Element region listings
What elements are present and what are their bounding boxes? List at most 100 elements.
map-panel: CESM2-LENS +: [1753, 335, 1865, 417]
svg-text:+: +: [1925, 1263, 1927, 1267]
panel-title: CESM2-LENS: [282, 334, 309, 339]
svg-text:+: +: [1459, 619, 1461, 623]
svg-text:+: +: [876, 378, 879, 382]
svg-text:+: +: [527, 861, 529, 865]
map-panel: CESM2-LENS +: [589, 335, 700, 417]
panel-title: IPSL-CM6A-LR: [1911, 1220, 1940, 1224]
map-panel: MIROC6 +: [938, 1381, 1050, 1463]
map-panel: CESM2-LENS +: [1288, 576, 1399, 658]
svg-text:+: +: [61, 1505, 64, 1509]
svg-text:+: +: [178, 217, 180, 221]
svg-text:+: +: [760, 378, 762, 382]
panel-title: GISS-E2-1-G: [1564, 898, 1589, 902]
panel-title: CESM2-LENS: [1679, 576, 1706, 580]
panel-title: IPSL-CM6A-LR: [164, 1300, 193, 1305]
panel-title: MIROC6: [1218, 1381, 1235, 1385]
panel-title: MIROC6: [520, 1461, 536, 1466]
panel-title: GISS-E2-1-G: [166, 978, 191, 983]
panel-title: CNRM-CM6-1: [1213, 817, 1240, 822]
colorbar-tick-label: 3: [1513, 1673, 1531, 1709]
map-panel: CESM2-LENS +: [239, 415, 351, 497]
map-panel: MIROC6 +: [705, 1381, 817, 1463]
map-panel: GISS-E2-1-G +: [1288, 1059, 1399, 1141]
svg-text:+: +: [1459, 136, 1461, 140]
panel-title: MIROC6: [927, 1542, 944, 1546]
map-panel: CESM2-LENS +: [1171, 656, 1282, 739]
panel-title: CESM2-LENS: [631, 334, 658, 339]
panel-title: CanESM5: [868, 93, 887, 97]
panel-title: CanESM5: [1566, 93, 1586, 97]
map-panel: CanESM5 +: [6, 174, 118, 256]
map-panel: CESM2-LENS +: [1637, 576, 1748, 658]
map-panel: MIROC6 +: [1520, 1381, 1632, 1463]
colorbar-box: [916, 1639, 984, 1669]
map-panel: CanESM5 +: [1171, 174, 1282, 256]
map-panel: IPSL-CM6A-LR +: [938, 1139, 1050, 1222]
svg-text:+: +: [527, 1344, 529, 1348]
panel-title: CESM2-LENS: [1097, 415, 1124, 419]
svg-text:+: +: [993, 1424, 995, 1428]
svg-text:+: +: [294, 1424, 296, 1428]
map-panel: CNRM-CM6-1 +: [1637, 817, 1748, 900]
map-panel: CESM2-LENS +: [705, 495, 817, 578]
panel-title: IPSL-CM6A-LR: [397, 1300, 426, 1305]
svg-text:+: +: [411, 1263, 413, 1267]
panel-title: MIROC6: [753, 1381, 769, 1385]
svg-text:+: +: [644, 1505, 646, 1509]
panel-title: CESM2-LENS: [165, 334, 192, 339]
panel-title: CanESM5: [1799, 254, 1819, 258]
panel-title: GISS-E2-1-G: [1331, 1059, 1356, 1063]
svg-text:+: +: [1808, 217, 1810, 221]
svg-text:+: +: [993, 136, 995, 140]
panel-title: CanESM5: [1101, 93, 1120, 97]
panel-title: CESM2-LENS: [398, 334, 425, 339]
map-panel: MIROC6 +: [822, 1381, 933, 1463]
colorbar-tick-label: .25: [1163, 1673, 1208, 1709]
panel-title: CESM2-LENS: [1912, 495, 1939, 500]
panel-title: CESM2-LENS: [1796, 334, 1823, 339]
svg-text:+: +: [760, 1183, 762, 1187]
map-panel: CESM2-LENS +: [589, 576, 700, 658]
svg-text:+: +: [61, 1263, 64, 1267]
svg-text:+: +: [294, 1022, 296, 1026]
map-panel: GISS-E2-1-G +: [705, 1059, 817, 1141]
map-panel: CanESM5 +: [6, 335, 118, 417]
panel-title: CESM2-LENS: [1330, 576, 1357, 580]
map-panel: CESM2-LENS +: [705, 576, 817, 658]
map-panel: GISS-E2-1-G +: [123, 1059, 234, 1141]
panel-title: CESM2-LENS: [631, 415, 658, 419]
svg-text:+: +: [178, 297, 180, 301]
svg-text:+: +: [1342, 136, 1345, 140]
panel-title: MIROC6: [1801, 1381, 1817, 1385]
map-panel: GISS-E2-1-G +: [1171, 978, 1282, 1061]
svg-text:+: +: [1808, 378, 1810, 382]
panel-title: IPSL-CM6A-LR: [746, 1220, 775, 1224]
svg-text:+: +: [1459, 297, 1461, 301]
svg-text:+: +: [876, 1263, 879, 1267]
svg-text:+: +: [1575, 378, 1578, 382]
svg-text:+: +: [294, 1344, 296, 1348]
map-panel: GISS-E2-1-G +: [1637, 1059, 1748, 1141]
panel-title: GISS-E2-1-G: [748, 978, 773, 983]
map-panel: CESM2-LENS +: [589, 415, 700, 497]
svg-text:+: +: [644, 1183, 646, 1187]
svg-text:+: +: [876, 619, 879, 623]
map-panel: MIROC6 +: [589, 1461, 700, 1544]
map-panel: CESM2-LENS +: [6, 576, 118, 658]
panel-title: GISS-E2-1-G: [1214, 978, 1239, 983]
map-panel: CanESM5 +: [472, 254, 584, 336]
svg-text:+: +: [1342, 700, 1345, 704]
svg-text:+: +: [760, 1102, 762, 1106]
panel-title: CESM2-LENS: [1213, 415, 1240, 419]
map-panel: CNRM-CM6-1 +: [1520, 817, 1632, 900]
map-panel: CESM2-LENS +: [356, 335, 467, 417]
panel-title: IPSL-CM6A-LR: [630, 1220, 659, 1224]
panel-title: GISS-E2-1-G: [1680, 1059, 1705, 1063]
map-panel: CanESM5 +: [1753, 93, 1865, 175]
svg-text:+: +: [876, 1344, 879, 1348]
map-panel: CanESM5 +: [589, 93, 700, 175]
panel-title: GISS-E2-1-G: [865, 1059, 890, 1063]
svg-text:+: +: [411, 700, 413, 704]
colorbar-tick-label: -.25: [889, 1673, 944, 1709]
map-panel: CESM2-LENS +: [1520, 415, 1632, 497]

* [Aim of the task]: Count the lines in the data above that contain the string "label", treating uppercase and lowercase letters as distinct. Reply with the number only.

* [Expected output]: 3